Count up the lines in the following listing that hold the word "Потехина", then give only that count.

(Collected data entries)
------------

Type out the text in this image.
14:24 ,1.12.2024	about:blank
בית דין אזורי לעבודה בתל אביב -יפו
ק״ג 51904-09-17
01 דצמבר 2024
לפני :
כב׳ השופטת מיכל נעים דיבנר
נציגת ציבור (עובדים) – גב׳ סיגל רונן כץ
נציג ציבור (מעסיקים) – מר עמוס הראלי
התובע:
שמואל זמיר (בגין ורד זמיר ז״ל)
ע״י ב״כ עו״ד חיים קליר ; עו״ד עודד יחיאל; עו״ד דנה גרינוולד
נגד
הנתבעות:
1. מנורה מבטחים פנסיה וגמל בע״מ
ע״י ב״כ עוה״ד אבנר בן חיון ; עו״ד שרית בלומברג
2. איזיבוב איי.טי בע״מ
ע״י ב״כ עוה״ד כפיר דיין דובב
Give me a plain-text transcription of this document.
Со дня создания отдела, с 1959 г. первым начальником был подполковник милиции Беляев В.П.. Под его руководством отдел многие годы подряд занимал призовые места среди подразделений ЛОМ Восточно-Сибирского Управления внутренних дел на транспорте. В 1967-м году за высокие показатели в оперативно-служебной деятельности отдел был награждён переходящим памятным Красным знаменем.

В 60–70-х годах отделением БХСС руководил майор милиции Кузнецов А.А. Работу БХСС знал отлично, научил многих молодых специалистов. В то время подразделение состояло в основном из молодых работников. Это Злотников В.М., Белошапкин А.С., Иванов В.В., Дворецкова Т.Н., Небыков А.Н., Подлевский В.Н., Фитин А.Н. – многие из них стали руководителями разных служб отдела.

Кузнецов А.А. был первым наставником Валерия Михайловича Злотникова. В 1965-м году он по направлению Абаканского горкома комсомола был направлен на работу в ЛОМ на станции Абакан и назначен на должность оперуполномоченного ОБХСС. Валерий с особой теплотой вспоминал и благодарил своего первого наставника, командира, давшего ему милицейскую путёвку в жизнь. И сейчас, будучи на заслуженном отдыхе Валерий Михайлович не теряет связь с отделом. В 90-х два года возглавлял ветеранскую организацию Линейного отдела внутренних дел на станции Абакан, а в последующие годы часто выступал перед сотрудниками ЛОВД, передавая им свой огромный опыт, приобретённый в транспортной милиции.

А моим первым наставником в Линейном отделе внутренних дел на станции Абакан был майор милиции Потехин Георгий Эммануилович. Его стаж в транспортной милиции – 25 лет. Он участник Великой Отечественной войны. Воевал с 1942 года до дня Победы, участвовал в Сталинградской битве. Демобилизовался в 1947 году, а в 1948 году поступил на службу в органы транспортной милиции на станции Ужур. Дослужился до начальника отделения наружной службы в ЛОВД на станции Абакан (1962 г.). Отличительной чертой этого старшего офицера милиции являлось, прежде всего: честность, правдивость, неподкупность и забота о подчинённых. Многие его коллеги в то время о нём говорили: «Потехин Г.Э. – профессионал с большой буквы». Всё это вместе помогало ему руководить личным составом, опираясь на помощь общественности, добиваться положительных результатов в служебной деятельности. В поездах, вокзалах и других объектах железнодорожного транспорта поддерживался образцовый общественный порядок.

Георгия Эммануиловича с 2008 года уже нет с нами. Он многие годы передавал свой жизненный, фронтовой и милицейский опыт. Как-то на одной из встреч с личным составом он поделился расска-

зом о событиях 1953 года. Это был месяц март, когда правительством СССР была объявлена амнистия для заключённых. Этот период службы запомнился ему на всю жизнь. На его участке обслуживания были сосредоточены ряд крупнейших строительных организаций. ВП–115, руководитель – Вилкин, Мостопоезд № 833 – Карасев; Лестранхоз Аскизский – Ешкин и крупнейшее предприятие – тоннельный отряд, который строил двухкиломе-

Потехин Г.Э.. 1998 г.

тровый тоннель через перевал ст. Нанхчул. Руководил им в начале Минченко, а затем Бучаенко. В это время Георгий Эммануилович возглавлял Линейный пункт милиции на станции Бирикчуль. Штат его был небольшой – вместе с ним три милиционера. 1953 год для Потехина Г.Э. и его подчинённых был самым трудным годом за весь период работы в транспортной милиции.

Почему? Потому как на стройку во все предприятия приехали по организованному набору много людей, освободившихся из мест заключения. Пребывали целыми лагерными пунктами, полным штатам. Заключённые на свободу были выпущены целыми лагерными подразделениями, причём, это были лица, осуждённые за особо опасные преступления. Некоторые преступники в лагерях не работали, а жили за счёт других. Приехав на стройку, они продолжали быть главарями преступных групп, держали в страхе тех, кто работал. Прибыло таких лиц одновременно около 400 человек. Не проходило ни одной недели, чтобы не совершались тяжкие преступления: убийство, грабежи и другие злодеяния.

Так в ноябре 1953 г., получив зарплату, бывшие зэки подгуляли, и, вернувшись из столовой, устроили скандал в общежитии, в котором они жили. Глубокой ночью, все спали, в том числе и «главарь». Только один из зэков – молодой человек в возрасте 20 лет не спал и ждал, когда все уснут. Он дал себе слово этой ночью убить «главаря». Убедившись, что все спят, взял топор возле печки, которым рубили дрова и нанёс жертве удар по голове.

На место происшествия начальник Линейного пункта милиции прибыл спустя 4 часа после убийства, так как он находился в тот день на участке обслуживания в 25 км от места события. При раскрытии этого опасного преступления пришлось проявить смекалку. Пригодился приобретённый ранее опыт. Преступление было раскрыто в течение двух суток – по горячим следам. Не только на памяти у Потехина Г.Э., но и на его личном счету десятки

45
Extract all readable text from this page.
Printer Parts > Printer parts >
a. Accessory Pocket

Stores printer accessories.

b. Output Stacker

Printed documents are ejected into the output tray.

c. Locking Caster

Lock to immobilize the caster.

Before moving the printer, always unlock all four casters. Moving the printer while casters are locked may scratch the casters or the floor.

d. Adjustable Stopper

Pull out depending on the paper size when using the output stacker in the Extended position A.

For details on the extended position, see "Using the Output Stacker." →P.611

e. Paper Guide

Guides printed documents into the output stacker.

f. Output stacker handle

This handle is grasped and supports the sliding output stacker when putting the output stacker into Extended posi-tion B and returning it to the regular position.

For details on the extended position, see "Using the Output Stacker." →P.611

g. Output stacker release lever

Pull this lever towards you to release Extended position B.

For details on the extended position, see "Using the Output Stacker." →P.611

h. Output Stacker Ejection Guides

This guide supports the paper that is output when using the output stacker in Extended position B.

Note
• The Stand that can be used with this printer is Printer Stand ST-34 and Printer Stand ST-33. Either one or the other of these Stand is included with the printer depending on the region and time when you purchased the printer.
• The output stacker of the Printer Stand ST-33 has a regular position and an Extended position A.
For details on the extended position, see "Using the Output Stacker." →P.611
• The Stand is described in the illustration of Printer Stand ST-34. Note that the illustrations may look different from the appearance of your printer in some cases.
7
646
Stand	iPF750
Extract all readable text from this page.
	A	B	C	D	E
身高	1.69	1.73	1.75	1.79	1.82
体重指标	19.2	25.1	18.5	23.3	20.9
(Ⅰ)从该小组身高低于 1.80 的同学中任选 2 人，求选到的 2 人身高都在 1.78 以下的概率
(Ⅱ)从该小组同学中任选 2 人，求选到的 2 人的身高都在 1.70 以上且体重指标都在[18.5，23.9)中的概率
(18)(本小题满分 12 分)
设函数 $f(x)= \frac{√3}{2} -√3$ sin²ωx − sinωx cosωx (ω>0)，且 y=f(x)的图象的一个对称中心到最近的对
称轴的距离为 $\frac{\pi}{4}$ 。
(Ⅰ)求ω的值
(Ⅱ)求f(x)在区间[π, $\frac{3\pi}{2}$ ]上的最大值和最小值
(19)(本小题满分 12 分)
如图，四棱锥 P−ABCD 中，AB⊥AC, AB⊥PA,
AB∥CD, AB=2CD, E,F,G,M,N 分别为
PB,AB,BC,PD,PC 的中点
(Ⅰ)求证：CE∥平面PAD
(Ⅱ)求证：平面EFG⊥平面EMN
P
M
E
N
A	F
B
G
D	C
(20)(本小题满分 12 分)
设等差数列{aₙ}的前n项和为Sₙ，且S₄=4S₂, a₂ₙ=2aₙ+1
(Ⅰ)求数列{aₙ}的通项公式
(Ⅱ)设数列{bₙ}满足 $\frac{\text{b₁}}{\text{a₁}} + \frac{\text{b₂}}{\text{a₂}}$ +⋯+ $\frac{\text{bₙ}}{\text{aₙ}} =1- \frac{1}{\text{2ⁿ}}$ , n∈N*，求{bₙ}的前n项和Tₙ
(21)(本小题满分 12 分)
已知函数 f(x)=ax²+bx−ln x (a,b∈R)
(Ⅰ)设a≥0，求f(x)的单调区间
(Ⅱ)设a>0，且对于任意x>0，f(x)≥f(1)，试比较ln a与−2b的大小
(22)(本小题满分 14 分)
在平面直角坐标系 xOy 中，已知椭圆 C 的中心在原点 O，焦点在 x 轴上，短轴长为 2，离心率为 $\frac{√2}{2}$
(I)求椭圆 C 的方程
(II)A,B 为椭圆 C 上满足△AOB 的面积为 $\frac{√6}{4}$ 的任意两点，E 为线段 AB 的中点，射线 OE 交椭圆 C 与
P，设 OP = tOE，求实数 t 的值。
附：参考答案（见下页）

------------

### Problem solution:
2